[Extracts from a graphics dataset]
======
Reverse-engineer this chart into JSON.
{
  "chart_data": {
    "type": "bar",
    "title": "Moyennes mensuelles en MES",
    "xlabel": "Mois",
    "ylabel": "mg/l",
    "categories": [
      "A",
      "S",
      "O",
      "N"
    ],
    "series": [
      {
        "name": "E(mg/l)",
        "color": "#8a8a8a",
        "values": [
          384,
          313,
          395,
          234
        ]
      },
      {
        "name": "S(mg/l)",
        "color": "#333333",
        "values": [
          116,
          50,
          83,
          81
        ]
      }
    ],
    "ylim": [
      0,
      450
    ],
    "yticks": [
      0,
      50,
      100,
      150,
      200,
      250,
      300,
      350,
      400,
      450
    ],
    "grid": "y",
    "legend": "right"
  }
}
======
*GIVEN EXERCISE:* Output the listing above word for word.

*RESPONSE TO THE TASK:*
Reverse-engineer this chart into JSON.
{
  "chart_data": {
    "type": "bar",
    "title": "Moyennes mensuelles en MES",
    "xlabel": "Mois",
    "ylabel": "mg/l",
    "categories": [
      "A",
      "S",
      "O",
      "N"
    ],
    "series": [
      {
        "name": "E(mg/l)",
        "color": "#8a8a8a",
        "values": [
          384,
          313,
          395,
          234
        ]
      },
      {
        "name": "S(mg/l)",
        "color": "#333333",
        "values": [
          116,
          50,
          83,
          81
        ]
      }
    ],
    "ylim": [
      0,
      450
    ],
    "yticks": [
      0,
      50,
      100,
      150,
      200,
      250,
      300,
      350,
      400,
      450
    ],
    "grid": "y",
    "legend": "right"
  }
}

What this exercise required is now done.